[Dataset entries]
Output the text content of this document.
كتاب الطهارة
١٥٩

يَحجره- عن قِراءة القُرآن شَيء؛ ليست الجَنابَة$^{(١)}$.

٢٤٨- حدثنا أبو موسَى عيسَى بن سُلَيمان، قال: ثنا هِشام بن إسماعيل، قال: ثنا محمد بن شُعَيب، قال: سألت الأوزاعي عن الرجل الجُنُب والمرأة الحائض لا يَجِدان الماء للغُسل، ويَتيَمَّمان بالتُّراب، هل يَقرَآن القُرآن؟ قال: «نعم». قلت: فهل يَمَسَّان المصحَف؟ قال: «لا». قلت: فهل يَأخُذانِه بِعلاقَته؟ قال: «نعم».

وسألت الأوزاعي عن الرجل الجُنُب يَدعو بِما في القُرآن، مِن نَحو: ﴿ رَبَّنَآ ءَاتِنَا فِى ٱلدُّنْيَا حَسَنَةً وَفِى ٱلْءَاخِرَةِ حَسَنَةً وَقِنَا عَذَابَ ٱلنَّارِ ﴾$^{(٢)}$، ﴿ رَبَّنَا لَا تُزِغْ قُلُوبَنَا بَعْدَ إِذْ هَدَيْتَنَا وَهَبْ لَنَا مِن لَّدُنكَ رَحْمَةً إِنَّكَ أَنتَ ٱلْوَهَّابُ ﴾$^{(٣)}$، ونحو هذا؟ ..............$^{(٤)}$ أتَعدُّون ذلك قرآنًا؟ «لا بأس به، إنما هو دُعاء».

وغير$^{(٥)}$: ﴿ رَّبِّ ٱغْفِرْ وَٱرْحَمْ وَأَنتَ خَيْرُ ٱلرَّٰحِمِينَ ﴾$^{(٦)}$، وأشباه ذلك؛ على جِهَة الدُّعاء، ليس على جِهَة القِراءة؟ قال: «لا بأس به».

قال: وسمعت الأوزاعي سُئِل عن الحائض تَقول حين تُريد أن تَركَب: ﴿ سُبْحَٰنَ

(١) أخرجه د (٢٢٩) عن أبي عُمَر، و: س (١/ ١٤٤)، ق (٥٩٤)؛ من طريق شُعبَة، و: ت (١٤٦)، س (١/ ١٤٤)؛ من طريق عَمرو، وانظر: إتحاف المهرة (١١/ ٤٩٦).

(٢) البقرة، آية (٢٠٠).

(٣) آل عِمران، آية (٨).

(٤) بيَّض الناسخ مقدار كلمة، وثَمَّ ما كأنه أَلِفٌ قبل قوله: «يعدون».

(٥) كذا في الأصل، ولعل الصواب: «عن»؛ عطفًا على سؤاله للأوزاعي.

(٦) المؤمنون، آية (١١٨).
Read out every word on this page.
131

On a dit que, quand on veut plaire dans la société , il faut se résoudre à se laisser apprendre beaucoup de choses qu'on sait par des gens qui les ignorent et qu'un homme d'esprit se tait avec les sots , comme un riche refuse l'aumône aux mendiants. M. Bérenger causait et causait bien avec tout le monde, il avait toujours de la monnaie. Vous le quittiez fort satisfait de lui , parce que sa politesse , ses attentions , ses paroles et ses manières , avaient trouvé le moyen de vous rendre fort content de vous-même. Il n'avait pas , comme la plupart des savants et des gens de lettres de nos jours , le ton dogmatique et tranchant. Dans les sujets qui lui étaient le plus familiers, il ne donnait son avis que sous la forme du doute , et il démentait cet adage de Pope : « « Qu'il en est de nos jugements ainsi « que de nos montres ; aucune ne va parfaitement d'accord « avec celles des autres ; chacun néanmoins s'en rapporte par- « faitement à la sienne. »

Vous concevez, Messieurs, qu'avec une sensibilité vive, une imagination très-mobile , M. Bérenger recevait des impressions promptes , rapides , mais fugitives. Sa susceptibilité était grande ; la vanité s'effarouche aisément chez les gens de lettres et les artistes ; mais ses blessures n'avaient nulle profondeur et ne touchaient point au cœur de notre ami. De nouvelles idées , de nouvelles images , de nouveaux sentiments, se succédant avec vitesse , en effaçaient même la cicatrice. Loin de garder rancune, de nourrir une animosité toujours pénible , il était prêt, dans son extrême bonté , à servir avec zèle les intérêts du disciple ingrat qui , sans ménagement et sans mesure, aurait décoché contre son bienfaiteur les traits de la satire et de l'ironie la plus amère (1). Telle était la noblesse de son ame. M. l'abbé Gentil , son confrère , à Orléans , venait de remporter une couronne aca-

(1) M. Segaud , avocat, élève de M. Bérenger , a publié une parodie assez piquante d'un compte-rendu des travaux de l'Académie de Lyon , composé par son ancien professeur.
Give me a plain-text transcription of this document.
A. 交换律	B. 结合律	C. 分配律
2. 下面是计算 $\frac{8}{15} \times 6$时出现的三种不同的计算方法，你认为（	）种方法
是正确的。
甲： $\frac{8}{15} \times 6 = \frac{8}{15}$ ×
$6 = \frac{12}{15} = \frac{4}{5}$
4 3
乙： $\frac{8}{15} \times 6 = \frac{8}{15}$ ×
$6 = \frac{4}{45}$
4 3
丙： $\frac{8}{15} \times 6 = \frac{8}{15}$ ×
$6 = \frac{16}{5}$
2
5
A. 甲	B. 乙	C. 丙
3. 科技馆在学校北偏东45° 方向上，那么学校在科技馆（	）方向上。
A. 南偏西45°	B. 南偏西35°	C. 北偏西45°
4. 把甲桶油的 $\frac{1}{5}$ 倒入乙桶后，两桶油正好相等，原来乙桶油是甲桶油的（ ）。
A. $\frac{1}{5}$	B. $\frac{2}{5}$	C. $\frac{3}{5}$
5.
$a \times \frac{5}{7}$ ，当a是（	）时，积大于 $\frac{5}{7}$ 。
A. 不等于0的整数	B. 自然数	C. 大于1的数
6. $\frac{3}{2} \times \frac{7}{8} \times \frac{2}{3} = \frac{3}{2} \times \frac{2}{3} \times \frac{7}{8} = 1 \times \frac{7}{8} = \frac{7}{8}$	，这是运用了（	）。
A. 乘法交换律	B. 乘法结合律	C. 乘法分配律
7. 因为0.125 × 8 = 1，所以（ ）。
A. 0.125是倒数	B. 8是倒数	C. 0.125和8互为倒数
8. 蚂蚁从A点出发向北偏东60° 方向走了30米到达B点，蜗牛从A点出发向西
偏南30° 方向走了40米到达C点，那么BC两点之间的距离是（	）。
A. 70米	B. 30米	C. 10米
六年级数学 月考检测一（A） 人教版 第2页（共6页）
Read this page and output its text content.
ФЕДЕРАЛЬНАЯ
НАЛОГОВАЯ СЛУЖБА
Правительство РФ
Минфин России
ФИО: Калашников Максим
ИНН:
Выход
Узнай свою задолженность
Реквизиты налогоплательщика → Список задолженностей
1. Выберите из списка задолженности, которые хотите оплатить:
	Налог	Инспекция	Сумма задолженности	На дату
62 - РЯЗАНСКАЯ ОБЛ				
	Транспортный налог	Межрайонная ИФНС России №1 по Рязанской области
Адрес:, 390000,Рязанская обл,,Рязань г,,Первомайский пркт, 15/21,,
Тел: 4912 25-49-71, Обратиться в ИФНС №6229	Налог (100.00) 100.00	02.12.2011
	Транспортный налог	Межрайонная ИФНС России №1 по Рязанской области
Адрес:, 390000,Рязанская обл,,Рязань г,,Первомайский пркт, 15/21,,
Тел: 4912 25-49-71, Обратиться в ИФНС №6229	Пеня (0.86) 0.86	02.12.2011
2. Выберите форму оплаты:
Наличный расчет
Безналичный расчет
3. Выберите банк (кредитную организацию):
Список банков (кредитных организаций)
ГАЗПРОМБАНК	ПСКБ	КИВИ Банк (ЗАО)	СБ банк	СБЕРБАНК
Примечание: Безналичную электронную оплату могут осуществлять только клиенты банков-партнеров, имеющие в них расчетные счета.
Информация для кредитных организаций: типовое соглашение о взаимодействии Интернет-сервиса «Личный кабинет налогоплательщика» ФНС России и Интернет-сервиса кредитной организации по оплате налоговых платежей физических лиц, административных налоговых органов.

> [DIRECTIVE]:
Return all the lines that contain the string "организаций".

> [TASK OUTPUT]:
Список банков (кредитных организаций)
Информация для кредитных организаций: типовое соглашение о взаимодействии Интернет-сервиса «Личный кабинет налогоплательщика» ФНС России и Интернет-сервиса кредитной организации по оплате налоговых платежей физических лиц, административных налоговых органов.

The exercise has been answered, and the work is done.